--- What is needed ---
An exact reproduction of all the entries is what the answer must contain.

--- Dataset content ---
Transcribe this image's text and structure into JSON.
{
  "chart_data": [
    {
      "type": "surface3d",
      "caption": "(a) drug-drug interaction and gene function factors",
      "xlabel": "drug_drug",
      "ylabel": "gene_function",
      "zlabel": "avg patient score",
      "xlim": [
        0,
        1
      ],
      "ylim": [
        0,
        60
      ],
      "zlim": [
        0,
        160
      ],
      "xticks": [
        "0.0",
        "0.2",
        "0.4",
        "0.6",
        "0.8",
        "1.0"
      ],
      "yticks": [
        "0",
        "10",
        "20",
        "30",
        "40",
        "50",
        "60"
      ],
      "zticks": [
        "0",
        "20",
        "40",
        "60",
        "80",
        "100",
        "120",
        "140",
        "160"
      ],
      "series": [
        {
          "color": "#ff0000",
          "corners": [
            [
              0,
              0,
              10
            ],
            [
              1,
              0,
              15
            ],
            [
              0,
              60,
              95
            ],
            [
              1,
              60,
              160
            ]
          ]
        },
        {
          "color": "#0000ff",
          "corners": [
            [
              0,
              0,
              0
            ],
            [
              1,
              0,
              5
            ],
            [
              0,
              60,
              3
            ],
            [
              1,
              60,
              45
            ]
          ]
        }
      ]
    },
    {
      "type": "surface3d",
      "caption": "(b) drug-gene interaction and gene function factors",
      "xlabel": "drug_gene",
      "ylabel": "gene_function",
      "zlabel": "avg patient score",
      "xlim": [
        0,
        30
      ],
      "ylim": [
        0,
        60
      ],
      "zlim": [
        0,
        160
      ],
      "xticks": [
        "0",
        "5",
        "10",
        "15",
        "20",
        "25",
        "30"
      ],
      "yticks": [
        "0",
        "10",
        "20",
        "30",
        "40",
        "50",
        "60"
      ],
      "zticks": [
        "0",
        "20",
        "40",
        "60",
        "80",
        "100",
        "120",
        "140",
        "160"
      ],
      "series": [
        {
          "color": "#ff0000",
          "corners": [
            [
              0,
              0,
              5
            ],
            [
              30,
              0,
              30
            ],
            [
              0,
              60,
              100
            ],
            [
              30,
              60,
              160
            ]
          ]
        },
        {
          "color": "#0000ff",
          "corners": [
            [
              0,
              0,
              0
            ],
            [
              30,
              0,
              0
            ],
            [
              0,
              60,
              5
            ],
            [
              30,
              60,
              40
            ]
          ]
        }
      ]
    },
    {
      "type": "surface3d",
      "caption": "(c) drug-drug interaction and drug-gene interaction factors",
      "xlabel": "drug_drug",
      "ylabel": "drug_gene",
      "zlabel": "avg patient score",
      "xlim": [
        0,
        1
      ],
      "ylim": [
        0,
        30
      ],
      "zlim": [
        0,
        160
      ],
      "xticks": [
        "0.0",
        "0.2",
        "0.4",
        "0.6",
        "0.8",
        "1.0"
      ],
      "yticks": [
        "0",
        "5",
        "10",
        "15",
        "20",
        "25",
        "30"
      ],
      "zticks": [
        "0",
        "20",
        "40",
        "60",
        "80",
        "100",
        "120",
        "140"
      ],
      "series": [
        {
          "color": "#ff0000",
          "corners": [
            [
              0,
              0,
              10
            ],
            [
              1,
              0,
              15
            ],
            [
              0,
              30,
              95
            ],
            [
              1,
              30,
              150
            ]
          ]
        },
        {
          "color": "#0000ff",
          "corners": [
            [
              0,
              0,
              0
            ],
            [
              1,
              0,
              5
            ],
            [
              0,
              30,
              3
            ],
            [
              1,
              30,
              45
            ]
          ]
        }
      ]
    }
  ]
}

--- Answer section ---
Transcribe this image's text and structure into JSON.
{
  "chart_data": [
    {
      "type": "surface3d",
      "caption": "(a) drug-drug interaction and gene function factors",
      "xlabel": "drug_drug",
      "ylabel": "gene_function",
      "zlabel": "avg patient score",
      "xlim": [
        0,
        1
      ],
      "ylim": [
        0,
        60
      ],
      "zlim": [
        0,
        160
      ],
      "xticks": [
        "0.0",
        "0.2",
        "0.4",
        "0.6",
        "0.8",
        "1.0"
      ],
      "yticks": [
        "0",
        "10",
        "20",
        "30",
        "40",
        "50",
        "60"
      ],
      "zticks": [
        "0",
        "20",
        "40",
        "60",
        "80",
        "100",
        "120",
        "140",
        "160"
      ],
      "series": [
        {
          "color": "#ff0000",
          "corners": [
            [
              0,
              0,
              10
            ],
            [
              1,
              0,
              15
            ],
            [
              0,
              60,
              95
            ],
            [
              1,
              60,
              160
            ]
          ]
        },
        {
          "color": "#0000ff",
          "corners": [
            [
              0,
              0,
              0
            ],
            [
              1,
              0,
              5
            ],
            [
              0,
              60,
              3
            ],
            [
              1,
              60,
              45
            ]
          ]
        }
      ]
    },
    {
      "type": "surface3d",
      "caption": "(b) drug-gene interaction and gene function factors",
      "xlabel": "drug_gene",
      "ylabel": "gene_function",
      "zlabel": "avg patient score",
      "xlim": [
        0,
        30
      ],
      "ylim": [
        0,
        60
      ],
      "zlim": [
        0,
        160
      ],
      "xticks": [
        "0",
        "5",
        "10",
        "15",
        "20",
        "25",
        "30"
      ],
      "yticks": [
        "0",
        "10",
        "20",
        "30",
        "40",
        "50",
        "60"
      ],
      "zticks": [
        "0",
        "20",
        "40",
        "60",
        "80",
        "100",
        "120",
        "140",
        "160"
      ],
      "series": [
        {
          "color": "#ff0000",
          "corners": [
            [
              0,
              0,
              5
            ],
            [
              30,
              0,
              30
            ],
            [
              0,
              60,
              100
            ],
            [
              30,
              60,
              160
            ]
          ]
        },
        {
          "color": "#0000ff",
          "corners": [
            [
              0,
              0,
              0
            ],
            [
              30,
              0,
              0
            ],
            [
              0,
              60,
              5
            ],
            [
              30,
              60,
              40
            ]
          ]
        }
      ]
    },
    {
      "type": "surface3d",
      "caption": "(c) drug-drug interaction and drug-gene interaction factors",
      "xlabel": "drug_drug",
      "ylabel": "drug_gene",
      "zlabel": "avg patient score",
      "xlim": [
        0,
        1
      ],
      "ylim": [
        0,
        30
      ],
      "zlim": [
        0,
        160
      ],
      "xticks": [
        "0.0",
        "0.2",
        "0.4",
        "0.6",
        "0.8",
        "1.0"
      ],
      "yticks": [
        "0",
        "5",
        "10",
        "15",
        "20",
        "25",
        "30"
      ],
      "zticks": [
        "0",
        "20",
        "40",
        "60",
        "80",
        "100",
        "120",
        "140"
      ],
      "series": [
        {
          "color": "#ff0000",
          "corners": [
            [
              0,
              0,
              10
            ],
            [
              1,
              0,
              15
            ],
            [
              0,
              30,
              95
            ],
            [
              1,
              30,
              150
            ]
          ]
        },
        {
          "color": "#0000ff",
          "corners": [
            [
              0,
              0,
              0
            ],
            [
              1,
              0,
              5
            ],
            [
              0,
              30,
              3
            ],
            [
              1,
              30,
              45
            ]
          ]
        }
      ]
    }
  ]
}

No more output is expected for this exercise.